> CHALLENGE:
Read the lines that follow and pick out every one containing the word "σχολικής".

##########

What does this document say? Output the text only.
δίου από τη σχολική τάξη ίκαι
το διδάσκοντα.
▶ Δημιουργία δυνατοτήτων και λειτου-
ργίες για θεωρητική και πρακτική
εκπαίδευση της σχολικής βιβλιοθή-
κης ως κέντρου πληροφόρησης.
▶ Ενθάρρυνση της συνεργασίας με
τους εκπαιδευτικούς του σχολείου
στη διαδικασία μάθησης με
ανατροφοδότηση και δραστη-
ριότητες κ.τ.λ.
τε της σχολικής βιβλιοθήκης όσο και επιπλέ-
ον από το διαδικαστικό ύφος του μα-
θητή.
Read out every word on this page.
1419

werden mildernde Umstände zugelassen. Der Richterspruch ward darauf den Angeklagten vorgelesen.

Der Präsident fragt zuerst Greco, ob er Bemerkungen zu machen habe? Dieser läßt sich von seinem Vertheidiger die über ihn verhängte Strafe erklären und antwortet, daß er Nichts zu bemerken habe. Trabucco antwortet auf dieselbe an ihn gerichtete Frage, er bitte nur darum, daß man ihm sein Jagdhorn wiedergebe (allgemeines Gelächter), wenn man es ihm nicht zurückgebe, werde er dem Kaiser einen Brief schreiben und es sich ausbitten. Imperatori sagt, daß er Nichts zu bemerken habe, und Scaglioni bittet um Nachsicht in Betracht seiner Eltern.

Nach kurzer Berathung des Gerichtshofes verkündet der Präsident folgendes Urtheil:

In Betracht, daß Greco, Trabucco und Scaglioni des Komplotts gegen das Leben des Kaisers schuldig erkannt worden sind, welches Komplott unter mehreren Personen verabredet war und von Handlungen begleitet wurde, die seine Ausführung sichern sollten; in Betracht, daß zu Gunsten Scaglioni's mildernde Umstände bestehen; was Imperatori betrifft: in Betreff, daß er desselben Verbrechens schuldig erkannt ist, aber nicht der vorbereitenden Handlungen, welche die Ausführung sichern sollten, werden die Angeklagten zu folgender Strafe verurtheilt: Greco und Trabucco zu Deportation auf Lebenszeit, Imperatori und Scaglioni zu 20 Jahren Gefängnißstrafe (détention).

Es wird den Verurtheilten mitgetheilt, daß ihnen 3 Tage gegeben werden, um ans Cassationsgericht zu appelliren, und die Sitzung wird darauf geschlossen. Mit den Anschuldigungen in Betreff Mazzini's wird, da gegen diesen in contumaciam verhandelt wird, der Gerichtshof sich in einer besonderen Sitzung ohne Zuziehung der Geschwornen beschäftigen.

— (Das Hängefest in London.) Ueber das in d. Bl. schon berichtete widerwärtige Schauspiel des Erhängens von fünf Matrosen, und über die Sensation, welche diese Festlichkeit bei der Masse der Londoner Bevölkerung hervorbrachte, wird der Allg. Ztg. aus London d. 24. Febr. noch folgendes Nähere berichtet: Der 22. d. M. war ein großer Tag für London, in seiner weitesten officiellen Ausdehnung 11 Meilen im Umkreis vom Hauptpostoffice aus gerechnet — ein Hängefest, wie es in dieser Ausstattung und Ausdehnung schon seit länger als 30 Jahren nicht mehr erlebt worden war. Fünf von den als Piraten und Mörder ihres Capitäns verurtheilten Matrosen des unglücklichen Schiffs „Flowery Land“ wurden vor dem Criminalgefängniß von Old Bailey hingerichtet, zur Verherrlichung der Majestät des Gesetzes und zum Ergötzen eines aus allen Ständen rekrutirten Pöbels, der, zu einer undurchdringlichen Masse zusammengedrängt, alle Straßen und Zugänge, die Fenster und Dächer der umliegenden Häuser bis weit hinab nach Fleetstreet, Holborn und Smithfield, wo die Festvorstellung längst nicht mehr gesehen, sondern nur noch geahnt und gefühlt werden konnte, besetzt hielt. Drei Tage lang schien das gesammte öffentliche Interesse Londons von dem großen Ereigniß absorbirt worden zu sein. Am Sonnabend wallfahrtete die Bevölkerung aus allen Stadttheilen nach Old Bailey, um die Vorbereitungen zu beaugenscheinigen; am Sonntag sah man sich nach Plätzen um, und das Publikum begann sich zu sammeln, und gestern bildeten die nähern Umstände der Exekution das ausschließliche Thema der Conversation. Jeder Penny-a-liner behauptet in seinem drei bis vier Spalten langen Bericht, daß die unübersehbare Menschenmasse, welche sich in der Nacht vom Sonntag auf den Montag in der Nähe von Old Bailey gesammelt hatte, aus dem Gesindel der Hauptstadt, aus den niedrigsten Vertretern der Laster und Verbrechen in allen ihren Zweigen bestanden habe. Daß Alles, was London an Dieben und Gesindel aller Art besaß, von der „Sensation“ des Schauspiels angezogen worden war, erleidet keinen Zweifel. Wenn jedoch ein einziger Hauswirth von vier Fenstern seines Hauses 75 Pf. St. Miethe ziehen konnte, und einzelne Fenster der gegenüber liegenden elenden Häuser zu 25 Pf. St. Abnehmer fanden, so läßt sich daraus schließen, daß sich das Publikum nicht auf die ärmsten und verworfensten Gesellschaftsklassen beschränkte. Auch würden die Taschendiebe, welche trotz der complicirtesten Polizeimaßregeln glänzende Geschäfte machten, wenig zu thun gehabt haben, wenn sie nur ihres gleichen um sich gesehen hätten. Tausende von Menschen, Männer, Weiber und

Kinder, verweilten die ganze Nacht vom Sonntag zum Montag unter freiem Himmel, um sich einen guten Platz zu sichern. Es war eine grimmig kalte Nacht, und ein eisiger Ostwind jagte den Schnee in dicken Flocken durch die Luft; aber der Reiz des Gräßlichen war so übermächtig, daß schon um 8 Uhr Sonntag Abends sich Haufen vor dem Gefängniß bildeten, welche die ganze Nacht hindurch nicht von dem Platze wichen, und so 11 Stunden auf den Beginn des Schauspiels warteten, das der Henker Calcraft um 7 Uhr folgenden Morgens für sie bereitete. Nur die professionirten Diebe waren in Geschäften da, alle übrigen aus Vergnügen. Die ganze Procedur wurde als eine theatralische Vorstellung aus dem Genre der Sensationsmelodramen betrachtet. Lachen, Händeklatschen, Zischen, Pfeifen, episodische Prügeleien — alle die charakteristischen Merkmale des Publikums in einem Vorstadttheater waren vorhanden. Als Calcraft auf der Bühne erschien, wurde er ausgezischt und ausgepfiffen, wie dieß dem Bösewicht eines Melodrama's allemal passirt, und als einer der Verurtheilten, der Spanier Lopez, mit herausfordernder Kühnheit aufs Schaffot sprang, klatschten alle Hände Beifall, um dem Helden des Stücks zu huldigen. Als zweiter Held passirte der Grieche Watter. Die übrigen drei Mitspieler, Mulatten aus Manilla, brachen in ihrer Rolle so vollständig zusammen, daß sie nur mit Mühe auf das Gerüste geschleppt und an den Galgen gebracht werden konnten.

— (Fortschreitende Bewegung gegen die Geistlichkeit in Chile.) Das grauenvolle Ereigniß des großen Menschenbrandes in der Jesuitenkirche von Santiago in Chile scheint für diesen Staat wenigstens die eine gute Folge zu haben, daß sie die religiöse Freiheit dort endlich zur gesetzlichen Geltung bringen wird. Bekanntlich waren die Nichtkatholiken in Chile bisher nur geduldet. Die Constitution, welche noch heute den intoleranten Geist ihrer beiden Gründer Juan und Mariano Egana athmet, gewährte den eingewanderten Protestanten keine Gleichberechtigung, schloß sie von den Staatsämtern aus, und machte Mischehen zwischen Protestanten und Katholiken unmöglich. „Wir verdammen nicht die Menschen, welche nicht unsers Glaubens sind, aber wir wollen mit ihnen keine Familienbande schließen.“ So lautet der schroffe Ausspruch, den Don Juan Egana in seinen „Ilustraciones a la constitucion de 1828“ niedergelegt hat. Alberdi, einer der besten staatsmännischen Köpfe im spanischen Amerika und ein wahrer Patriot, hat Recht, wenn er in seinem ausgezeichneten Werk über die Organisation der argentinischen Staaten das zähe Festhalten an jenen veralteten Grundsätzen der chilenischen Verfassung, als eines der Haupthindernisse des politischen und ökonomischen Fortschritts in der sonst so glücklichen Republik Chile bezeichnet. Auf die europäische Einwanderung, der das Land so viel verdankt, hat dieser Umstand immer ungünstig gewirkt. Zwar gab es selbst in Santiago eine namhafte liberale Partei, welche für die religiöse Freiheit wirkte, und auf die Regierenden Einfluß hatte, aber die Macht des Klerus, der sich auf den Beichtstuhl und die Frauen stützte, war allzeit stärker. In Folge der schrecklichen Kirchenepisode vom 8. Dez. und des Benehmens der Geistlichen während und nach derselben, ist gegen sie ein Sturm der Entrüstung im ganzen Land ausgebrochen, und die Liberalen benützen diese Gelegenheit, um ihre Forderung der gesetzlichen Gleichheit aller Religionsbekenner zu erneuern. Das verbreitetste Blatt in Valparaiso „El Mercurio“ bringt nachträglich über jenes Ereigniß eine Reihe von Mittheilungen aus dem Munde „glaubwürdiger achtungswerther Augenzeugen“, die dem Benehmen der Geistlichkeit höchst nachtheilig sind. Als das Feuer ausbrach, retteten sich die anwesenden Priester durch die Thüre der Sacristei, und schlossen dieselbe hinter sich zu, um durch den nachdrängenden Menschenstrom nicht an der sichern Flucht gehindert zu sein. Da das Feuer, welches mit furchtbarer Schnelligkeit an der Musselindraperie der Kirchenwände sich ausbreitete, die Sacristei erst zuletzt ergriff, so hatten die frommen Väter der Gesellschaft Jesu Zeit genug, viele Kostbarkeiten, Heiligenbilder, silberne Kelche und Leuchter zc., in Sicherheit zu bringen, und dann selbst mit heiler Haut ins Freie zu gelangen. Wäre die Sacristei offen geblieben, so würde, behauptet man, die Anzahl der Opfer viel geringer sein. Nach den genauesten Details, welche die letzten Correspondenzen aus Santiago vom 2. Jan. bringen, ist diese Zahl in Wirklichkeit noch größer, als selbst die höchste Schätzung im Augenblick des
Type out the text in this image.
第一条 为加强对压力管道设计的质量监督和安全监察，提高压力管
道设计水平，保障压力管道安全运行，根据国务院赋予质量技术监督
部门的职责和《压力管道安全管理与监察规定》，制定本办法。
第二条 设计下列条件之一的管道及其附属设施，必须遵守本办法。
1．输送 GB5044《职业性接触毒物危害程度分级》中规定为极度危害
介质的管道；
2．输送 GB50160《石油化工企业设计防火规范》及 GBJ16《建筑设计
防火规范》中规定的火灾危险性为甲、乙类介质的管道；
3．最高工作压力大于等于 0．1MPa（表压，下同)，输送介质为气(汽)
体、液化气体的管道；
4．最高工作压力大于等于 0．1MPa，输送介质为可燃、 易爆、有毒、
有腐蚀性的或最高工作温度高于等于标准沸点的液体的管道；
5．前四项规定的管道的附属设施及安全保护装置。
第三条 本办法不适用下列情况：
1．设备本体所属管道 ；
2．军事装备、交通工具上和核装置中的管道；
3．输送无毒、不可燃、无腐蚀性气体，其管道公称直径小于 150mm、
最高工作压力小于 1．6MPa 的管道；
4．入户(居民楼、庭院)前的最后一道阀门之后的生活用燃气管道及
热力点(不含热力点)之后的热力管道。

##########

> COMPLETE RESPONSE:
εκπαίδευση της σχολικής βιβλιοθή-
τε της σχολικής βιβλιοθήκης όσο και επιπλέ-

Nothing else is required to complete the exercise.